PROBLEM TO SOLVE: Look for the word "title" in the entries below, then copy every line that has it.

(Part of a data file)
* START *
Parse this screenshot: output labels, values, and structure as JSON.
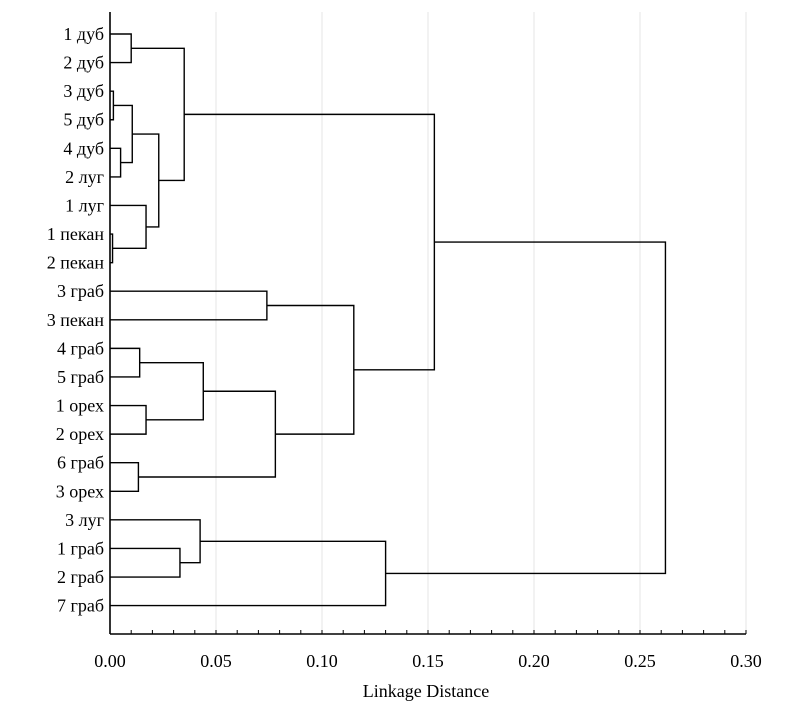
{
  "chart_data": {
    "type": "dendrogram",
    "orientation": "horizontal",
    "xlabel": "Linkage Distance",
    "xlim": [
      0,
      0.3
    ],
    "xticks": [
      "0.00",
      "0.05",
      "0.10",
      "0.15",
      "0.20",
      "0.25",
      "0.30"
    ],
    "tick_values": [
      0,
      0.05,
      0.1,
      0.15,
      0.2,
      0.25,
      0.3
    ],
    "grid": "vertical",
    "leaves": [
      "1 дуб",
      "2 дуб",
      "3 дуб",
      "5 дуб",
      "4 дуб",
      "2 луг",
      "1 луг",
      "1 пекан",
      "2 пекан",
      "3 граб",
      "3 пекан",
      "4 граб",
      "5 граб",
      "1 орех",
      "2 орех",
      "6 граб",
      "3 орех",
      "3 луг",
      "1 граб",
      "2 граб",
      "7 граб"
    ],
    "merges": [
      [
        0,
        1,
        0.01
      ],
      [
        2,
        3,
        0.0016
      ],
      [
        4,
        5,
        0.005
      ],
      [
        22,
        23,
        0.0105
      ],
      [
        7,
        8,
        0.0012
      ],
      [
        6,
        25,
        0.017
      ],
      [
        24,
        26,
        0.023
      ],
      [
        21,
        27,
        0.035
      ],
      [
        9,
        10,
        0.074
      ],
      [
        11,
        12,
        0.014
      ],
      [
        13,
        14,
        0.017
      ],
      [
        30,
        31,
        0.044
      ],
      [
        15,
        16,
        0.0134
      ],
      [
        32,
        33,
        0.078
      ],
      [
        29,
        34,
        0.115
      ],
      [
        28,
        35,
        0.153
      ],
      [
        18,
        19,
        0.033
      ],
      [
        17,
        37,
        0.0425
      ],
      [
        38,
        20,
        0.13
      ],
      [
        36,
        39,
        0.262
      ]
    ]
  }
}
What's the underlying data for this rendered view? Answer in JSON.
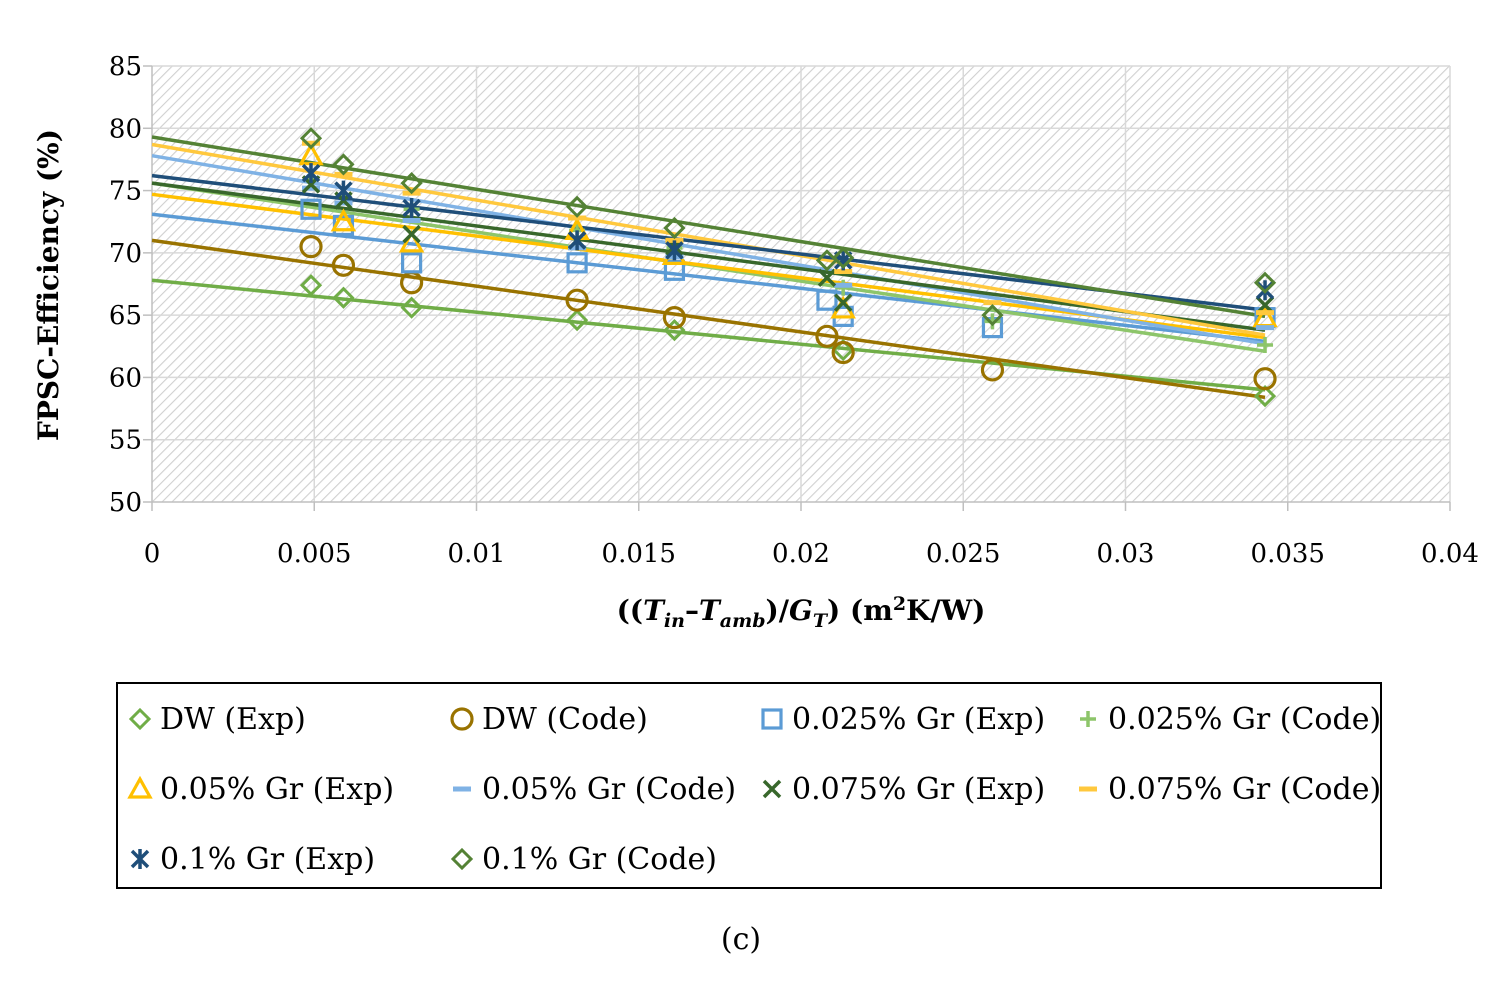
{
  "chart_data": {
    "type": "scatter",
    "title": "",
    "xlabel_parts": [
      "((",
      "T",
      "in",
      "–",
      "T",
      "amb",
      ")/",
      "G",
      "T",
      ") (m",
      "2",
      "K/W)"
    ],
    "ylabel": "FPSC-Efficiency (%)",
    "xlim": [
      0,
      0.04
    ],
    "ylim": [
      50,
      85
    ],
    "xticks": [
      0,
      0.005,
      0.01,
      0.015,
      0.02,
      0.025,
      0.03,
      0.035,
      0.04
    ],
    "xtick_labels": [
      "0",
      "0.005",
      "0.01",
      "0.015",
      "0.02",
      "0.025",
      "0.03",
      "0.035",
      "0.04"
    ],
    "yticks": [
      50,
      55,
      60,
      65,
      70,
      75,
      80,
      85
    ],
    "ytick_labels": [
      "50",
      "55",
      "60",
      "65",
      "70",
      "75",
      "80",
      "85"
    ],
    "grid": true,
    "background": "hatched",
    "caption": "(c)",
    "legend_position": "bottom",
    "series": [
      {
        "name": "DW (Exp)",
        "marker": "diamond",
        "color": "#70ad47",
        "x": [
          0.0049,
          0.0059,
          0.008,
          0.0131,
          0.0161,
          0.0213,
          0.0343
        ],
        "y": [
          67.4,
          66.4,
          65.6,
          64.6,
          63.8,
          62.2,
          58.5
        ],
        "fit": [
          67.8,
          59.0
        ]
      },
      {
        "name": "DW (Code)",
        "marker": "circle",
        "color": "#997300",
        "x": [
          0.0049,
          0.0059,
          0.008,
          0.0131,
          0.0161,
          0.0208,
          0.0213,
          0.0259,
          0.0343
        ],
        "y": [
          70.5,
          69.0,
          67.6,
          66.2,
          64.8,
          63.3,
          62.0,
          60.6,
          59.9
        ],
        "fit": [
          71.0,
          58.4
        ]
      },
      {
        "name": "0.025% Gr (Exp)",
        "marker": "square",
        "color": "#5b9bd5",
        "x": [
          0.0049,
          0.0059,
          0.008,
          0.0131,
          0.0161,
          0.0208,
          0.0213,
          0.0259,
          0.0343
        ],
        "y": [
          73.5,
          72.2,
          69.2,
          69.2,
          68.6,
          66.2,
          64.9,
          64.0,
          64.8
        ],
        "fit": [
          73.1,
          62.9
        ]
      },
      {
        "name": "0.025% Gr (Code)",
        "marker": "plus",
        "color": "#8dc56a",
        "x": [
          0.0049,
          0.0059,
          0.008,
          0.0131,
          0.0161,
          0.0213,
          0.0259,
          0.0343
        ],
        "y": [
          76.0,
          74.6,
          73.5,
          71.8,
          70.4,
          67.2,
          64.5,
          62.6
        ],
        "fit": [
          75.6,
          62.1
        ]
      },
      {
        "name": "0.05% Gr (Exp)",
        "marker": "triangle",
        "color": "#ffc000",
        "x": [
          0.0049,
          0.0059,
          0.008,
          0.0131,
          0.0161,
          0.0213,
          0.0343
        ],
        "y": [
          77.8,
          72.5,
          70.8,
          71.8,
          69.8,
          65.5,
          64.8
        ],
        "fit": [
          74.7,
          63.2
        ]
      },
      {
        "name": "0.05% Gr (Code)",
        "marker": "dash",
        "color": "#7fb2e5",
        "x": [
          0.0049,
          0.0059,
          0.008,
          0.0131,
          0.0161,
          0.0213,
          0.0343
        ],
        "y": [
          75.2,
          74.0,
          72.6,
          70.4,
          69.7,
          67.4,
          64.0
        ],
        "fit": [
          77.8,
          62.7
        ]
      },
      {
        "name": "0.075% Gr (Exp)",
        "marker": "x",
        "color": "#38672b",
        "x": [
          0.0049,
          0.0059,
          0.008,
          0.0131,
          0.0161,
          0.0208,
          0.0213,
          0.0343
        ],
        "y": [
          75.5,
          74.2,
          71.5,
          71.0,
          70.5,
          68.0,
          66.0,
          65.8
        ],
        "fit": [
          75.6,
          63.8
        ]
      },
      {
        "name": "0.075% Gr (Code)",
        "marker": "dash",
        "color": "#ffc83d",
        "x": [
          0.0049,
          0.0059,
          0.008,
          0.0131,
          0.0161,
          0.0213,
          0.0259,
          0.0343
        ],
        "y": [
          78.8,
          76.3,
          74.8,
          72.8,
          71.0,
          68.5,
          66.0,
          65.2
        ],
        "fit": [
          78.7,
          63.4
        ]
      },
      {
        "name": "0.1% Gr (Exp)",
        "marker": "asterisk",
        "color": "#1f4e79",
        "x": [
          0.0049,
          0.0059,
          0.008,
          0.0131,
          0.0161,
          0.0213,
          0.0343
        ],
        "y": [
          76.4,
          75.0,
          73.6,
          71.0,
          70.2,
          69.4,
          67.0
        ],
        "fit": [
          76.2,
          65.4
        ]
      },
      {
        "name": "0.1% Gr (Code)",
        "marker": "diamond",
        "color": "#548235",
        "x": [
          0.0049,
          0.0059,
          0.008,
          0.0131,
          0.0161,
          0.0208,
          0.0213,
          0.0259,
          0.0343
        ],
        "y": [
          79.2,
          77.1,
          75.6,
          73.7,
          72.0,
          69.4,
          69.6,
          65.0,
          67.6
        ],
        "fit": [
          79.3,
          64.9
        ]
      }
    ]
  }
}
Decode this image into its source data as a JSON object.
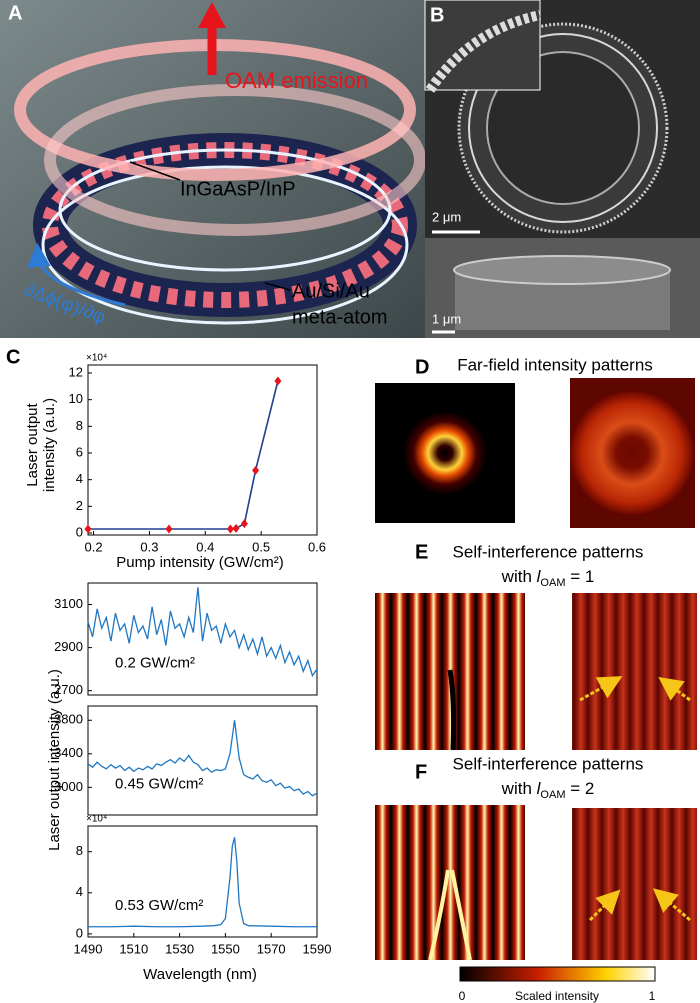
{
  "panels": {
    "A": {
      "label": "A",
      "emission": "OAM emission",
      "layer": "InGaAsP/InP",
      "atom_line1": "Au/Si/Au",
      "atom_line2": "meta-atom",
      "gradient": "∂Δϕ(φ)/∂φ"
    },
    "B": {
      "label": "B",
      "scale_top": "2 μm",
      "scale_bottom": "1 μm"
    },
    "C": {
      "label": "C"
    },
    "D": {
      "label": "D",
      "title": "Far-field intensity patterns"
    },
    "E": {
      "label": "E",
      "title": "Self-interference patterns",
      "prefix": "with ",
      "symbol": "l",
      "subscript": "OAM",
      "suffix": " = 1"
    },
    "F": {
      "label": "F",
      "title": "Self-interference patterns",
      "prefix": "with ",
      "symbol": "l",
      "subscript": "OAM",
      "suffix": " = 2"
    }
  },
  "colorbar": {
    "label": "Scaled intensity",
    "ticks": [
      0,
      1
    ]
  },
  "chart_data": [
    {
      "type": "line",
      "multiplier": "×10⁴",
      "xlabel": "Pump intensity (GW/cm²)",
      "ylabel": "Laser output intensity (a.u.)",
      "x": [
        0.19,
        0.335,
        0.445,
        0.455,
        0.47,
        0.49,
        0.53
      ],
      "series": [
        {
          "color": "#1f3f8f",
          "marker_color": "#e8141b",
          "values": [
            0.3,
            0.3,
            0.3,
            0.35,
            0.7,
            4.7,
            11.4
          ]
        }
      ],
      "xlim": [
        0.19,
        0.6
      ],
      "xticks": [
        0.2,
        0.3,
        0.4,
        0.5,
        0.6
      ],
      "ylim": [
        -0.15,
        12.6
      ],
      "yticks": [
        0,
        2,
        4,
        6,
        8,
        10,
        12
      ]
    },
    {
      "type": "line",
      "annotation": "0.2 GW/cm²",
      "x": [
        1490,
        1492,
        1494,
        1496,
        1498,
        1500,
        1502,
        1504,
        1506,
        1508,
        1510,
        1512,
        1514,
        1516,
        1518,
        1520,
        1522,
        1524,
        1526,
        1528,
        1530,
        1532,
        1534,
        1536,
        1538,
        1540,
        1542,
        1544,
        1546,
        1548,
        1550,
        1552,
        1554,
        1556,
        1558,
        1560,
        1562,
        1564,
        1566,
        1568,
        1570,
        1572,
        1574,
        1576,
        1578,
        1580,
        1582,
        1584,
        1586,
        1588,
        1590
      ],
      "series": [
        {
          "color": "#1f77c4",
          "values": [
            3020,
            2950,
            3080,
            2990,
            3040,
            2930,
            3060,
            2980,
            3010,
            2920,
            3050,
            2970,
            3000,
            2940,
            3090,
            2960,
            3030,
            2910,
            3070,
            2990,
            3010,
            2950,
            3040,
            2970,
            3180,
            2930,
            3060,
            2980,
            3000,
            2920,
            3010,
            2950,
            2980,
            2900,
            2960,
            2890,
            2940,
            2870,
            2950,
            2860,
            2900,
            2850,
            2910,
            2830,
            2880,
            2820,
            2860,
            2790,
            2840,
            2770,
            2800
          ]
        }
      ],
      "xlim": [
        1490,
        1590
      ],
      "ylim": [
        2680,
        3200
      ],
      "yticks": [
        2700,
        2900,
        3100
      ]
    },
    {
      "type": "line",
      "annotation": "0.45 GW/cm²",
      "ylabel": "Laser output intensity (a.u.)",
      "x": [
        1490,
        1492,
        1494,
        1496,
        1498,
        1500,
        1502,
        1504,
        1506,
        1508,
        1510,
        1512,
        1514,
        1516,
        1518,
        1520,
        1522,
        1524,
        1526,
        1528,
        1530,
        1532,
        1534,
        1536,
        1538,
        1540,
        1542,
        1544,
        1546,
        1548,
        1550,
        1552,
        1554,
        1556,
        1558,
        1560,
        1562,
        1564,
        1566,
        1568,
        1570,
        1572,
        1574,
        1576,
        1578,
        1580,
        1582,
        1584,
        1586,
        1588,
        1590
      ],
      "series": [
        {
          "color": "#1f77c4",
          "values": [
            3280,
            3240,
            3300,
            3250,
            3220,
            3270,
            3230,
            3260,
            3200,
            3240,
            3190,
            3230,
            3210,
            3250,
            3220,
            3280,
            3260,
            3300,
            3330,
            3290,
            3350,
            3310,
            3380,
            3300,
            3270,
            3200,
            3230,
            3180,
            3210,
            3200,
            3220,
            3400,
            3800,
            3350,
            3150,
            3120,
            3100,
            3150,
            3080,
            3060,
            3090,
            3020,
            3050,
            2990,
            3010,
            2960,
            2980,
            2920,
            2950,
            2900,
            2930
          ]
        }
      ],
      "xlim": [
        1490,
        1590
      ],
      "ylim": [
        2670,
        3970
      ],
      "yticks": [
        3000,
        3400,
        3800
      ]
    },
    {
      "type": "line",
      "annotation": "0.53 GW/cm²",
      "multiplier": "×10⁴",
      "xlabel": "Wavelength (nm)",
      "x": [
        1490,
        1500,
        1510,
        1520,
        1530,
        1540,
        1545,
        1548,
        1550,
        1552,
        1553,
        1554,
        1555,
        1556,
        1558,
        1560,
        1570,
        1580,
        1590
      ],
      "series": [
        {
          "color": "#1f77c4",
          "values": [
            0.7,
            0.7,
            0.75,
            0.7,
            0.7,
            0.75,
            0.8,
            0.9,
            1.5,
            5.5,
            8.5,
            9.4,
            7,
            3,
            1,
            0.8,
            0.75,
            0.7,
            0.7
          ]
        }
      ],
      "xlim": [
        1490,
        1590
      ],
      "xticks": [
        1490,
        1510,
        1530,
        1550,
        1570,
        1590
      ],
      "ylim": [
        -0.3,
        10.5
      ],
      "yticks": [
        0,
        4,
        8
      ]
    }
  ]
}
* END *
FULL RESPONSE:
    "title": "",
      "title": "Far-field intensity patterns"
      "title": "Self-interference patterns",
      "title": "Self-interference patterns",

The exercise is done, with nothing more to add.